Rencontre avec Sergi López, le héros de SIRAT : un acteur qui vous veut (vraiment) du bien

Vous ne le savez peut-être pas encore mais Sergi López va devenir incontestablement le héros de votre rentrée! En effet, Sirāt, Prix du Jury au dernier Festival de Cannes, a créé une onde de choc qui va sans doute se propager lors des premières semaines du mois de septembre. Protagoniste principal de ce film-phénomène, cet Espagnol de taille moyenne, légèrement rondouillard, va vous bouleverser, surtout si vous ne vous y attendez pas. Oliver Laxe, metteur en scène prometteur, que nous suivons déjà depuis quelques années, y confirme les espoirs qu’avait déjà suscités Mimosas, La Voie de l’Atlas (Grand Prix Nespresso de la Semaine de la Critique en 2016) et Viendra le feu (Prix du jury Un Certain Regard en 2019). Pour approfondir les aspects à la fois matériels et spirituels de ce film-choc, nous avons conversé à bâtons rompus avec Sergi López, chaleureux interprète, généreux de son temps et de sa personne. A noter que, pour une véritable impression de ce dialogue parfois burlesque, il faudrait avoir en tête l’accent espagnol de Sergi qui agrémente toutes ses phrases et leur donne ainsi une intonation irrésistiblement chantante.

N.B. : cet article présente uniquement la première partie de l’interview de Sergi López. La seconde partie dans laquelle il s’exprime sur son accent espagnol (passage irrésistible), son travail avec Stephen Frears, sa place dans le cinéma français, etc., et donc la version intégrale de cette interview, seront publiées dans le numéro 1 de la revue MovieRama, à paraître début septembre, sur la rentrée cinéma 2025 et plus particulièrement les films de Cannes.

◆ CONSIGNES
(A) Recopiez, dans l'article sur Sergi López, le passage allant de « N.B. : cet article » jusqu'à « films de Cannes. ».
(B) Reprenez l'article sur Sergi López après sa dernière phrase et poursuivez-en la rédaction.
Les lignes qui suivent n'interviennent en rien dans ce travail.

◆ DONNÉES FOURNIES
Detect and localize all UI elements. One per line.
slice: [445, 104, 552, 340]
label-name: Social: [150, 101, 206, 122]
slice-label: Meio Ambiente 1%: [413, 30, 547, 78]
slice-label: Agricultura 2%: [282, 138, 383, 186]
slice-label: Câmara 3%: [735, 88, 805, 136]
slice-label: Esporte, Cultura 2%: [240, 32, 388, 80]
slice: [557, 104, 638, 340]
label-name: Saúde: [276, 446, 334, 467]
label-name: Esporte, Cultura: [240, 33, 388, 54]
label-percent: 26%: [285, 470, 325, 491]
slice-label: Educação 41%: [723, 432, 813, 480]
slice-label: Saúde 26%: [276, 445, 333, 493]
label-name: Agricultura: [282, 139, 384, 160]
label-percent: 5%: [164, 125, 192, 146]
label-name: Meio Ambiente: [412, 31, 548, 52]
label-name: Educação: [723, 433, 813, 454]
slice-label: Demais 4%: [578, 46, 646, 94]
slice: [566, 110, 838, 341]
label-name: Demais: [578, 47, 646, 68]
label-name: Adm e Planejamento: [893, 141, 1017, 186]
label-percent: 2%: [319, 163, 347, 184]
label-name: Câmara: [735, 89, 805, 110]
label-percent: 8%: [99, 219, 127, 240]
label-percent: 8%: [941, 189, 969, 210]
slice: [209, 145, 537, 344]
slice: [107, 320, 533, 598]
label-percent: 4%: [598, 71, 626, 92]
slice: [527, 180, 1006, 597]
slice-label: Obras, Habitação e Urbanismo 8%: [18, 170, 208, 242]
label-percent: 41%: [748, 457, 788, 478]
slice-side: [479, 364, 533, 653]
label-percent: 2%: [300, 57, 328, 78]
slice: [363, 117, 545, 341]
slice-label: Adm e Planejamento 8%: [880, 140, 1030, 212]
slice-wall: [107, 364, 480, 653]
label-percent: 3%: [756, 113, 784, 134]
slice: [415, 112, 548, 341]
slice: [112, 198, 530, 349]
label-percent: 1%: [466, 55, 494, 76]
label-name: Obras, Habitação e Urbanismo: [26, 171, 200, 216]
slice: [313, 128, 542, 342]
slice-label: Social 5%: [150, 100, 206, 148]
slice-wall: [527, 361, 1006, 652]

◆ CORRIGÉ
(A)
N.B. : cet article présente uniquement la première partie de l’interview de Sergi López. La seconde partie dans laquelle il s’exprime sur son accent espagnol (passage irrésistible), son travail avec Stephen Frears, sa place dans le cinéma français, etc., et donc la version intégrale de cette interview, seront publiées dans le numéro 1 de la revue MovieRama, à paraître début septembre, sur la rentrée cinéma 2025 et plus particulièrement les films de Cannes.

(B)
Sirāt est passé, si je me souviens bien, au début du Festival, le deuxième ou troisième jour de compétition?

Si, si (espagnol). Tout le monde nous disait que ce n’était pas bien, qu’il valait mieux passer à la fin parce que le jury, comme ça, se rappelle davantage. Et puis d’autres nous ont dit finalement, non c’est bien parce que Sirāt a un effet qui dure longtemps…

Sergi López et Bruno Núñez Arjona dans Sirāt

Ah ça, je peux vous le confirmer. On habitait à Cannes en colocation avec quatre ou cinq personnes et chacune revenait en disant, « Sirāt, oh my God! » (rires de Sergi). C’était un choc terrible…Vous, quand vous avez reçu le scénario, comment vous l’avez ressenti? Comment l’avez-vous sorti de la pile?

Parce que c’était une évidence. Je n’ai pas une pile de 150 manuscrits non plus! J’ai reçu ça et il n’y avait rien de ce que tu peux attendre dans un scénario. Moi je ne suis pas cinéphile, je ne lis pas beaucoup…

Comment ça, vous n’êtes pas cinéphile?!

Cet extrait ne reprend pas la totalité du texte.